- _EXERCISE BRIEF_:
Recast every line of the material below as a JSON list of strings, one string per line, leaving out any blank lines.

- _ENTRIES SHOWN_:
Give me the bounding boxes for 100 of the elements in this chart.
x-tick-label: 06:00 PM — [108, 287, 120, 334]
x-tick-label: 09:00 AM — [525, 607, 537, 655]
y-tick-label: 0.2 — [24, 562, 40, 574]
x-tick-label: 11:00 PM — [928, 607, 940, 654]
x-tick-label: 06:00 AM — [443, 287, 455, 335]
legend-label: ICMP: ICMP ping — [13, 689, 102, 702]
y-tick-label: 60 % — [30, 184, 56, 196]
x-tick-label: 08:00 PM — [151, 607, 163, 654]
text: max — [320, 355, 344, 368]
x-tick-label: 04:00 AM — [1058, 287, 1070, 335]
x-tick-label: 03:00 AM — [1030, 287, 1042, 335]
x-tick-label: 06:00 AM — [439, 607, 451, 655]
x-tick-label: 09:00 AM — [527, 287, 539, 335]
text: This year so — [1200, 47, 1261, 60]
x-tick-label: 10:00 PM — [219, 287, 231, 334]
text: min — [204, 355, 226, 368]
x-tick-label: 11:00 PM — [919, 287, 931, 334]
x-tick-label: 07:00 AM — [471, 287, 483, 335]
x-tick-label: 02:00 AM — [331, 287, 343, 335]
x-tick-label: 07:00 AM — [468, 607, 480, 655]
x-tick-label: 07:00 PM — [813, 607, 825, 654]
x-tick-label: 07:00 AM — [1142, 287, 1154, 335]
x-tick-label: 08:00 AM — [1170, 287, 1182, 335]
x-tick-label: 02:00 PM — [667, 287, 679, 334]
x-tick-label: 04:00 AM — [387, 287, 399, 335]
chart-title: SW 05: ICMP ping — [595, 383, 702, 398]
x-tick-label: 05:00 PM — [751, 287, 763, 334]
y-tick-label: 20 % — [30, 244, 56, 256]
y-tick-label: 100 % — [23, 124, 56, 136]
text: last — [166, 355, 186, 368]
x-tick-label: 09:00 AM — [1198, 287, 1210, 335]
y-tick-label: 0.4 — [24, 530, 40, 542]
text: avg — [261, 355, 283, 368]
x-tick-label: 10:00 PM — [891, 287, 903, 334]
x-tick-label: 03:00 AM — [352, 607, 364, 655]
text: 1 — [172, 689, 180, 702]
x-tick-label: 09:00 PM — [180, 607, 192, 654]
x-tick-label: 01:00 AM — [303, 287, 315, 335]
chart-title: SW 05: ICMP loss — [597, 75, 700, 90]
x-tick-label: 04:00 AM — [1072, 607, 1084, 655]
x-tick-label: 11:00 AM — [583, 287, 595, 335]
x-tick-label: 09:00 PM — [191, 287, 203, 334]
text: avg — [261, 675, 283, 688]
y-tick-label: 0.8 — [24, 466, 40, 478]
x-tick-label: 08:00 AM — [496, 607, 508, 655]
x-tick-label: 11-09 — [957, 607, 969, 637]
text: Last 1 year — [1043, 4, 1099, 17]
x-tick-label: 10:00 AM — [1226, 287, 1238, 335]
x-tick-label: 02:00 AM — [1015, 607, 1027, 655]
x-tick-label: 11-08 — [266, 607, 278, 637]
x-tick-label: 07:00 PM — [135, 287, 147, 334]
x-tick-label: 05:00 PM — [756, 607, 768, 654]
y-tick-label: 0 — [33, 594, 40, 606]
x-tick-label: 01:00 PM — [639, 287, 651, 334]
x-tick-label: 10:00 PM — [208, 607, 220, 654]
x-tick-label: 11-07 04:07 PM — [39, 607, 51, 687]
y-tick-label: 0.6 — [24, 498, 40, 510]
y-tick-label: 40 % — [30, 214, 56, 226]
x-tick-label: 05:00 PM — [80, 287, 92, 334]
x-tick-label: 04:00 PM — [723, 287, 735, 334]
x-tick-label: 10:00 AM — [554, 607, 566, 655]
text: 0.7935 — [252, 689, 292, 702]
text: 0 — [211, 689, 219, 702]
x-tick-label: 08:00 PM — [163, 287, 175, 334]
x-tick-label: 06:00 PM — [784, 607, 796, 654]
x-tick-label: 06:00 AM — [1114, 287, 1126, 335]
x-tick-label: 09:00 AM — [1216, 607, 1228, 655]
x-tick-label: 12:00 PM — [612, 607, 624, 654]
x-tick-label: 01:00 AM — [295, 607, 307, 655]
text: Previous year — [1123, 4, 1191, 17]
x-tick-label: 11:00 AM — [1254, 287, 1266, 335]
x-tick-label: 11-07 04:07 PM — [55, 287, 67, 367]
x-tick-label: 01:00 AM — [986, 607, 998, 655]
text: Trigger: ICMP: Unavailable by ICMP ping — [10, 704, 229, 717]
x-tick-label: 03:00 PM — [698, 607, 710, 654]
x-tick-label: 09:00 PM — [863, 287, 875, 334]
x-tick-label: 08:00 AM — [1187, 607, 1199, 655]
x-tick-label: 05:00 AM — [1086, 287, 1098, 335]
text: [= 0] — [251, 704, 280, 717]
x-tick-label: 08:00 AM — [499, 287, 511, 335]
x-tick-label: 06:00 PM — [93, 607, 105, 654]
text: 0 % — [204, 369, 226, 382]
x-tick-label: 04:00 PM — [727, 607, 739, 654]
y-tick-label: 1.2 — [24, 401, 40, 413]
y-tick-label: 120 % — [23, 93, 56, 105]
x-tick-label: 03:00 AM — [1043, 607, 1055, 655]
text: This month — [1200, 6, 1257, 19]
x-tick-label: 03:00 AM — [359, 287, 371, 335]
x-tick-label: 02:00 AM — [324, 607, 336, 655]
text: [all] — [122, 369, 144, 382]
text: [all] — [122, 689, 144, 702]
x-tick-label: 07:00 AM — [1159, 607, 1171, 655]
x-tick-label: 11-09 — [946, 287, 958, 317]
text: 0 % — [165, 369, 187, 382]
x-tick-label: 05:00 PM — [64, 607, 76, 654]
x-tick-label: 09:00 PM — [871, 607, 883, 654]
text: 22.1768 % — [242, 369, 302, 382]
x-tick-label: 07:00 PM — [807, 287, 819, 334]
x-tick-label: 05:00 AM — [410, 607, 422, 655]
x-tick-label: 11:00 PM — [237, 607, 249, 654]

- _TASK OUTPUT_:
[
  "Give me the bounding boxes for 100 of the elements in this chart.",
  "x-tick-label: 06:00 PM — [108, 287, 120, 334]",
  "x-tick-label: 09:00 AM — [525, 607, 537, 655]",
  "y-tick-label: 0.2 — [24, 562, 40, 574]",
  "x-tick-label: 11:00 PM — [928, 607, 940, 654]",
  "x-tick-label: 06:00 AM — [443, 287, 455, 335]",
  "legend-label: ICMP: ICMP ping — [13, 689, 102, 702]",
  "y-tick-label: 60 % — [30, 184, 56, 196]",
  "x-tick-label: 08:00 PM — [151, 607, 163, 654]",
  "text: max — [320, 355, 344, 368]",
  "x-tick-label: 04:00 AM — [1058, 287, 1070, 335]",
  "x-tick-label: 03:00 AM — [1030, 287, 1042, 335]",
  "x-tick-label: 06:00 AM — [439, 607, 451, 655]",
  "x-tick-label: 09:00 AM — [527, 287, 539, 335]",
  "text: This year so — [1200, 47, 1261, 60]",
  "x-tick-label: 10:00 PM — [219, 287, 231, 334]",
  "text: min — [204, 355, 226, 368]",
  "x-tick-label: 11:00 PM — [919, 287, 931, 334]",
  "x-tick-label: 07:00 AM — [471, 287, 483, 335]",
  "x-tick-label: 02:00 AM — [331, 287, 343, 335]",
  "x-tick-label: 07:00 AM — [468, 607, 480, 655]",
  "x-tick-label: 07:00 PM — [813, 607, 825, 654]",
  "x-tick-label: 07:00 AM — [1142, 287, 1154, 335]",
  "x-tick-label: 08:00 AM — [1170, 287, 1182, 335]",
  "x-tick-label: 02:00 PM — [667, 287, 679, 334]",
  "x-tick-label: 04:00 AM — [387, 287, 399, 335]",
  "chart-title: SW 05: ICMP ping — [595, 383, 702, 398]",
  "x-tick-label: 05:00 PM — [751, 287, 763, 334]",
  "y-tick-label: 20 % — [30, 244, 56, 256]",
  "y-tick-label: 100 % — [23, 124, 56, 136]",
  "text: last — [166, 355, 186, 368]",
  "x-tick-label: 09:00 AM — [1198, 287, 1210, 335]",
  "y-tick-label: 0.4 — [24, 530, 40, 542]",
  "text: avg — [261, 355, 283, 368]",
  "x-tick-label: 10:00 PM — [891, 287, 903, 334]",
  "x-tick-label: 03:00 AM — [352, 607, 364, 655]",
  "text: 1 — [172, 689, 180, 702]",
  "x-tick-label: 09:00 PM — [180, 607, 192, 654]",
  "x-tick-label: 01:00 AM — [303, 287, 315, 335]",
  "chart-title: SW 05: ICMP loss — [597, 75, 700, 90]",
  "x-tick-label: 04:00 AM — [1072, 607, 1084, 655]",
  "x-tick-label: 11:00 AM — [583, 287, 595, 335]",
  "x-tick-label: 09:00 PM — [191, 287, 203, 334]",
  "text: avg — [261, 675, 283, 688]",
  "y-tick-label: 0.8 — [24, 466, 40, 478]",
  "x-tick-label: 08:00 AM — [496, 607, 508, 655]",
  "x-tick-label: 11-09 — [957, 607, 969, 637]",
  "text: Last 1 year — [1043, 4, 1099, 17]",
  "x-tick-label: 10:00 AM — [1226, 287, 1238, 335]",
  "x-tick-label: 02:00 AM — [1015, 607, 1027, 655]",
  "x-tick-label: 11-08 — [266, 607, 278, 637]",
  "x-tick-label: 07:00 PM — [135, 287, 147, 334]",
  "x-tick-label: 05:00 PM — [756, 607, 768, 654]",
  "y-tick-label: 0 — [33, 594, 40, 606]",
  "x-tick-label: 01:00 PM — [639, 287, 651, 334]",
  "x-tick-label: 10:00 PM — [208, 607, 220, 654]",
  "x-tick-label: 11-07 04:07 PM — [39, 607, 51, 687]",
  "y-tick-label: 0.6 — [24, 498, 40, 510]",
  "y-tick-label: 40 % — [30, 214, 56, 226]",
  "x-tick-label: 05:00 PM — [80, 287, 92, 334]",
  "x-tick-label: 04:00 PM — [723, 287, 735, 334]",
  "x-tick-label: 10:00 AM — [554, 607, 566, 655]",
  "text: 0.7935 — [252, 689, 292, 702]",
  "text: 0 — [211, 689, 219, 702]",
  "x-tick-label: 08:00 PM — [163, 287, 175, 334]",
  "x-tick-label: 06:00 PM — [784, 607, 796, 654]",
  "x-tick-label: 06:00 AM — [1114, 287, 1126, 335]",
  "x-tick-label: 09:00 AM — [1216, 607, 1228, 655]",
  "x-tick-label: 12:00 PM — [612, 607, 624, 654]",
  "x-tick-label: 01:00 AM — [295, 607, 307, 655]",
  "text: Previous year — [1123, 4, 1191, 17]",
  "x-tick-label: 11:00 AM — [1254, 287, 1266, 335]",
  "x-tick-label: 11-07 04:07 PM — [55, 287, 67, 367]",
  "x-tick-label: 01:00 AM — [986, 607, 998, 655]",
  "text: Trigger: ICMP: Unavailable by ICMP ping — [10, 704, 229, 717]",
  "x-tick-label: 03:00 PM — [698, 607, 710, 654]",
  "x-tick-label: 09:00 PM — [863, 287, 875, 334]",
  "x-tick-label: 08:00 AM — [1187, 607, 1199, 655]",
  "x-tick-label: 05:00 AM — [1086, 287, 1098, 335]",
  "text: [= 0] — [251, 704, 280, 717]",
  "x-tick-label: 08:00 AM — [499, 287, 511, 335]",
  "x-tick-label: 06:00 PM — [93, 607, 105, 654]",
  "text: 0 % — [204, 369, 226, 382]",
  "x-tick-label: 04:00 PM — [727, 607, 739, 654]",
  "y-tick-label: 1.2 — [24, 401, 40, 413]",
  "y-tick-label: 120 % — [23, 93, 56, 105]",
  "x-tick-label: 03:00 AM — [1043, 607, 1055, 655]",
  "text: This month — [1200, 6, 1257, 19]",
  "x-tick-label: 03:00 AM — [359, 287, 371, 335]",
  "x-tick-label: 02:00 AM — [324, 607, 336, 655]",
  "text: [all] — [122, 369, 144, 382]",
  "text: [all] — [122, 689, 144, 702]",
  "x-tick-label: 07:00 AM — [1159, 607, 1171, 655]",
  "x-tick-label: 11-09 — [946, 287, 958, 317]",
  "text: 0 % — [165, 369, 187, 382]",
  "x-tick-label: 05:00 PM — [64, 607, 76, 654]",
  "x-tick-label: 09:00 PM — [871, 607, 883, 654]",
  "text: 22.1768 % — [242, 369, 302, 382]",
  "x-tick-label: 07:00 PM — [807, 287, 819, 334]",
  "x-tick-label: 05:00 AM — [410, 607, 422, 655]",
  "x-tick-label: 11:00 PM — [237, 607, 249, 654]"
]